- [PROVIDED RECORDS]:
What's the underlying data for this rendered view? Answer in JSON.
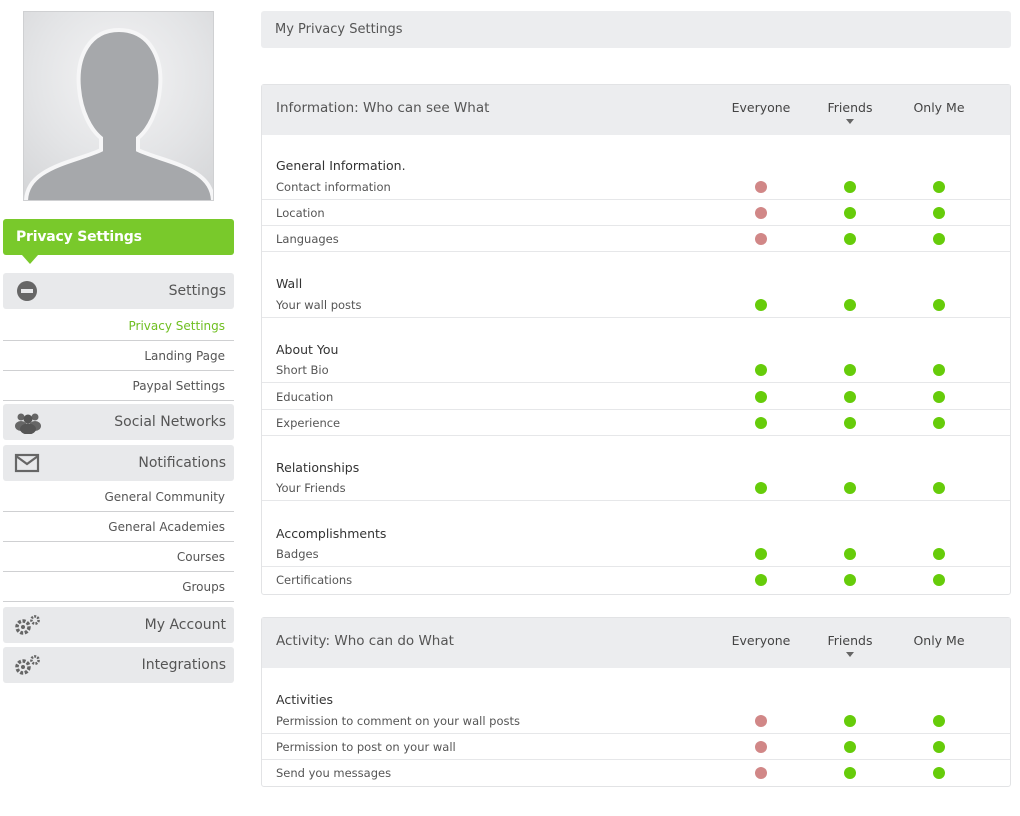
{
  "sidebar": {
    "active_tab": "Privacy Settings",
    "menu": [
      {
        "label": "Settings",
        "icon": "minus-circle-icon"
      },
      {
        "label": "Social Networks",
        "icon": "users-icon"
      },
      {
        "label": "Notifications",
        "icon": "envelope-icon"
      },
      {
        "label": "My Account",
        "icon": "gears-icon"
      },
      {
        "label": "Integrations",
        "icon": "gears-icon"
      }
    ],
    "settings_sub": [
      "Privacy Settings",
      "Landing Page",
      "Paypal Settings"
    ],
    "notifications_sub": [
      "General Community",
      "General Academies",
      "Courses",
      "Groups"
    ]
  },
  "main": {
    "title": "My Privacy Settings",
    "columns": [
      "Everyone",
      "Friends",
      "Only Me"
    ],
    "info_panel": {
      "title": "Information: Who can see What",
      "sections": [
        {
          "title": "General Information.",
          "rows": [
            {
              "label": "Contact information",
              "values": [
                "red",
                "green",
                "green"
              ]
            },
            {
              "label": "Location",
              "values": [
                "red",
                "green",
                "green"
              ]
            },
            {
              "label": "Languages",
              "values": [
                "red",
                "green",
                "green"
              ]
            }
          ]
        },
        {
          "title": "Wall",
          "rows": [
            {
              "label": "Your wall posts",
              "values": [
                "green",
                "green",
                "green"
              ]
            }
          ]
        },
        {
          "title": "About You",
          "rows": [
            {
              "label": "Short Bio",
              "values": [
                "green",
                "green",
                "green"
              ]
            },
            {
              "label": "Education",
              "values": [
                "green",
                "green",
                "green"
              ]
            },
            {
              "label": "Experience",
              "values": [
                "green",
                "green",
                "green"
              ]
            }
          ]
        },
        {
          "title": "Relationships",
          "rows": [
            {
              "label": "Your Friends",
              "values": [
                "green",
                "green",
                "green"
              ]
            }
          ]
        },
        {
          "title": "Accomplishments",
          "rows": [
            {
              "label": "Badges",
              "values": [
                "green",
                "green",
                "green"
              ]
            },
            {
              "label": "Certifications",
              "values": [
                "green",
                "green",
                "green"
              ]
            }
          ]
        }
      ]
    },
    "activity_panel": {
      "title": "Activity: Who can do What",
      "sections": [
        {
          "title": "Activities",
          "rows": [
            {
              "label": "Permission to comment on your wall posts",
              "values": [
                "red",
                "green",
                "green"
              ]
            },
            {
              "label": "Permission to post on your wall",
              "values": [
                "red",
                "green",
                "green"
              ]
            },
            {
              "label": "Send you messages",
              "values": [
                "red",
                "green",
                "green"
              ]
            }
          ]
        }
      ]
    }
  },
  "colors": {
    "accent": "#79c92b",
    "allowed": "#66cc0a",
    "denied": "#d18787"
  }
}
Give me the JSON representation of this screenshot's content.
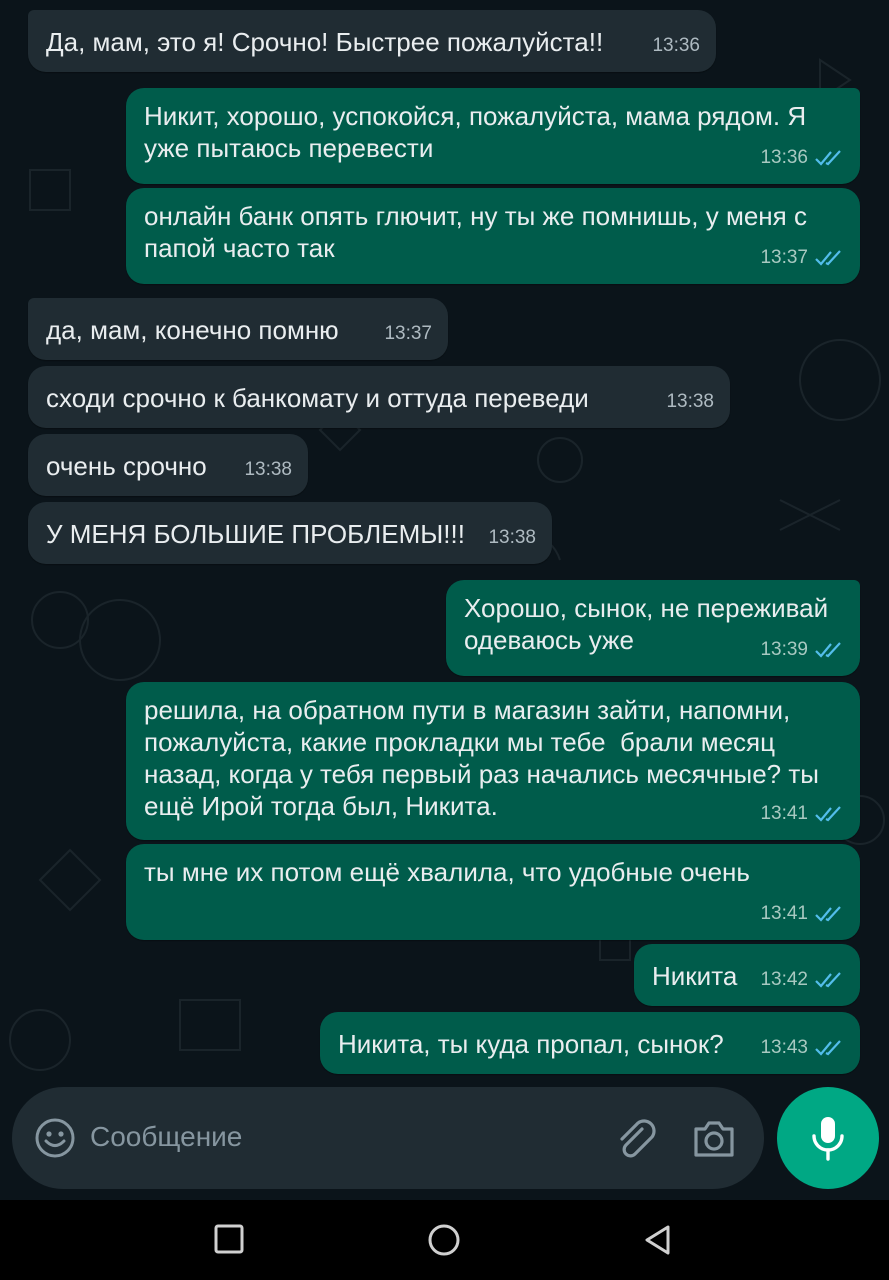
{
  "colors": {
    "background": "#0b141a",
    "incoming_bubble": "#202c33",
    "outgoing_bubble": "#005c4b",
    "read_ticks": "#53bdeb",
    "accent": "#00a884"
  },
  "messages": [
    {
      "direction": "incoming",
      "text": "Да, мам, это я! Срочно! Быстрее пожалуйста!!",
      "time": "13:36"
    },
    {
      "direction": "outgoing",
      "text": "Никит, хорошо, успокойся, пожалуйста, мама рядом. Я уже пытаюсь перевести",
      "time": "13:36",
      "status": "read"
    },
    {
      "direction": "outgoing",
      "text": "онлайн банк опять глючит, ну ты же помнишь, у меня с папой часто так",
      "time": "13:37",
      "status": "read"
    },
    {
      "direction": "incoming",
      "text": "да, мам, конечно помню",
      "time": "13:37"
    },
    {
      "direction": "incoming",
      "text": "сходи срочно к банкомату и оттуда переведи",
      "time": "13:38"
    },
    {
      "direction": "incoming",
      "text": "очень срочно",
      "time": "13:38"
    },
    {
      "direction": "incoming",
      "text": "У МЕНЯ БОЛЬШИЕ ПРОБЛЕМЫ!!!",
      "time": "13:38"
    },
    {
      "direction": "outgoing",
      "text": "Хорошо, сынок, не переживай одеваюсь уже",
      "time": "13:39",
      "status": "read"
    },
    {
      "direction": "outgoing",
      "text": "решила, на обратном пути в магазин зайти, напомни, пожалуйста, какие прокладки мы тебе  брали месяц назад, когда у тебя первый раз начались месячные? ты ещё Ирой тогда был, Никита.",
      "time": "13:41",
      "status": "read"
    },
    {
      "direction": "outgoing",
      "text": "ты мне их потом ещё хвалила, что удобные очень",
      "time": "13:41",
      "status": "read"
    },
    {
      "direction": "outgoing",
      "text": "Никита",
      "time": "13:42",
      "status": "read"
    },
    {
      "direction": "outgoing",
      "text": "Никита, ты куда пропал, сынок?",
      "time": "13:43",
      "status": "read"
    }
  ],
  "composer": {
    "placeholder": "Сообщение",
    "emoji_icon": "emoji-smile-icon",
    "attach_icon": "paperclip-icon",
    "camera_icon": "camera-icon",
    "mic_icon": "microphone-icon"
  },
  "navbar": {
    "icons": [
      "recent-apps-square-icon",
      "home-circle-icon",
      "back-triangle-icon"
    ]
  }
}
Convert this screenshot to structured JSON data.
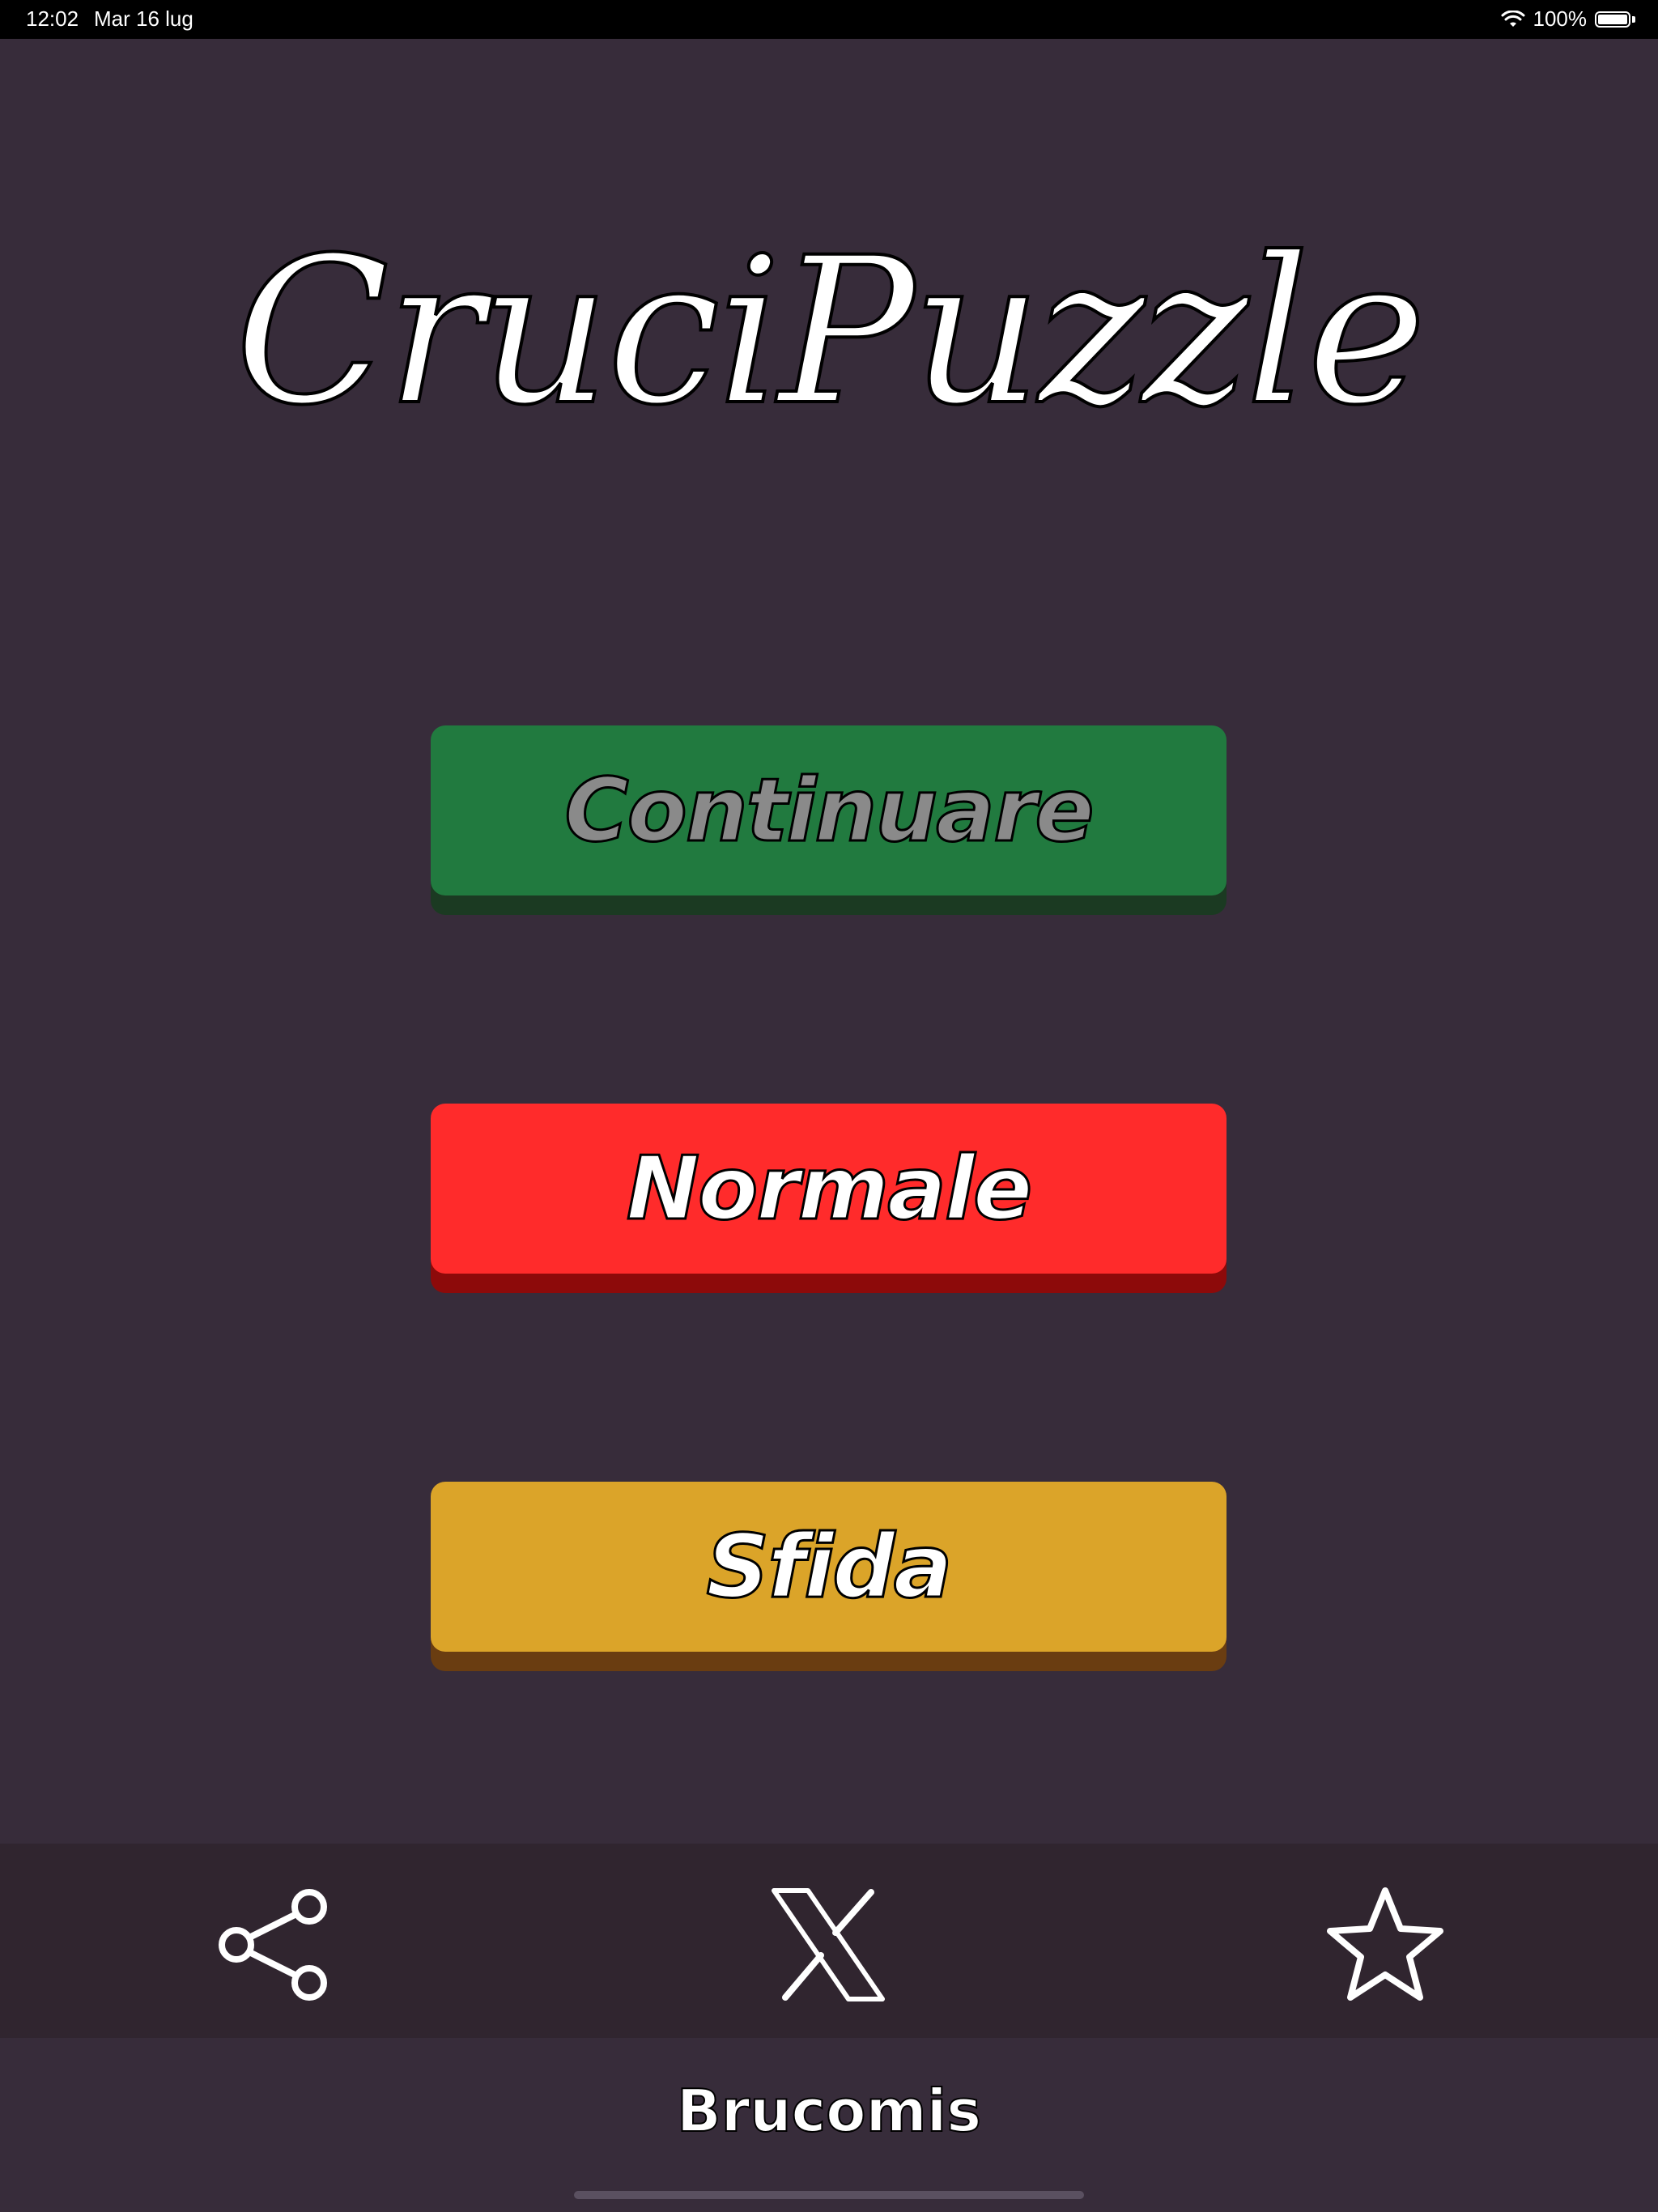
{
  "status_bar": {
    "time": "12:02",
    "date": "Mar 16 lug",
    "battery": "100%",
    "wifi_icon": "wifi-icon",
    "battery_icon": "battery-icon"
  },
  "app": {
    "title": "CruciPuzzle"
  },
  "menu": {
    "continue_label": "Continuare",
    "normal_label": "Normale",
    "challenge_label": "Sfida"
  },
  "toolbar": {
    "share_icon": "share-icon",
    "x_icon": "x-logo-icon",
    "star_icon": "star-icon"
  },
  "footer": {
    "brand": "Brucomis"
  },
  "colors": {
    "background": "#372c3a",
    "continue": "#217a3f",
    "normal": "#ff2b2b",
    "challenge": "#dba429",
    "toolbar": "#30252f"
  }
}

- [WHAT YOU HAVE TO DO]:
Using the listing above, show every line that includes the string "posts".

- [SOLVED PROBLEM]:
              "label": "Your wall posts",
              "label": "Permission to comment on your wall posts",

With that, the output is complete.